• Task 1:
Reproduce the stretch from "In a certain" through "deepen these discussions." of the interview on Ukrainian culture.
• Task 2:
In the interview on Ukrainian culture, what does the cultural field in Ukraine, with some exceptions, work independently from?
• Task 3:
Carry the interview on Ukrainian culture forward from its final sentence.

• Page text:
++++++++++++++++++++

In a certain way, of course, it is contextually rooted. However, I think the nature of the Ukrainian cultural realm enables you to be active outside your professional field. In the West, you can do everything in art as long as you don’t intervene in politics. In Ukraine, the cultural and artistic field itself functions as agora. It is exactly the cultural field that has the potential of debating societal issues, provoking ideological questions or political polar views on such topics as memory politics, attitude towards the Soviet past, or the 20th century’s history. It is pretty often artists and cultural workers who elaborate and deepen these discussions.
What do you think, what can be the reason behind this?
Compared to the Western context, culture is not so much structured as a separate field here. It might seem anarchistic, however, it also indicates that it’s only emerging institutionally and autonomously. Due to this, one can find many unexpected routes and unwalked paths in culture and arts.
The cultural field in Ukraine with some exceptions works independently from state financing and in this way, it is self-regulated. Even if you have some pressure from the state, it cannot really control you. Of course, it has its pros and cons. Culture in Ukraine doesn’t have an institutional protection, which means that anybody from the outside can intervene or impose some agenda on it. It also complicates the functioning of the field as you can’t rely on sustainable structures in the mid-term. On the other hand, due to the absence of clear borders, there is a constant interconnection and interrelation between culture and other social fields.
“Being an artist or a cultural worker in Ukraine is not so much a profession, but rather a mission.”
These features make possible to create artworks and exhibitions that work out as direct political statements and can provoke reactions from political groups. This politicality is being easily swallowed by the art system in the West. You can do whatever you want there, but actually, nobody pays serious attention to it. In many European countries, journalism or public discourse can offer political alternatives, perhaps except Hungary, unfortunately. In Ukraine, this alternative is culture and I think it unavoidably impacts the way politics is being thought of.
These potentials can be empowering, but at the same time, they might put too much pressure on the shoulders of artists and cultural workers.

++++++++++++++++++++

• Data provided:
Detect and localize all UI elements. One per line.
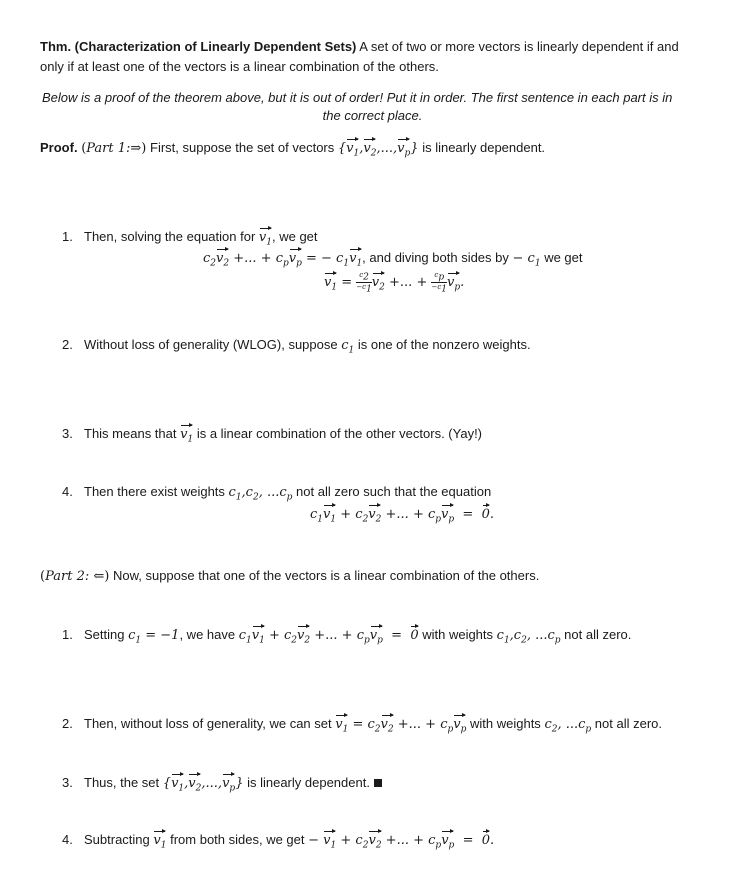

++++++++++++++++++++

• Expected output 1:
In a certain way, of course, it is contextually rooted. However, I think the nature of the Ukrainian cultural realm enables you to be active outside your professional field. In the West, you can do everything in art as long as you don’t intervene in politics. In Ukraine, the cultural and artistic field itself functions as agora. It is exactly the cultural field that has the potential of debating societal issues, provoking ideological questions or political polar views on such topics as memory politics, attitude towards the Soviet past, or the 20th century’s history. It is pretty often artists and cultural workers who elaborate and deepen these discussions.

• Expected output 2:
State financing.

• Expected output 3:
Working in the field of culture in the West usually means that it’s just your profession. There are paved routes and you follow what had been already prepared for you. In Ukraine, as I said, there are no clear paths. You are testing different limits and it can provoke some political changes or reactions. It indeed means much more pressure and responsibility. Being an artist or a cultural worker in Ukraine is not so much a profession, but rather a mission. It means you have some political stance, and that is why you are in the field. You might not have political power, but your mission is to conceive and transmit something in order to change an unjust predicament. For me, it resembles the phenomenon of the East European intelligentsia in the second part of the 20th century.
You criticized Western institutions for their hesitation to take action and step beyond their comfort zones in supporting Ukraine in the ongoing war. As you wrote, they “have simply resorted to a white cube radicalism and self-satisfying humanitarianism.” I found the phrase “white cube radicalism” a very talkative expression and in my understanding, it is exactly that well-pathed and sometimes very bureaucratic system that can make it difficult for art to achieve an impact beyond its boundaries.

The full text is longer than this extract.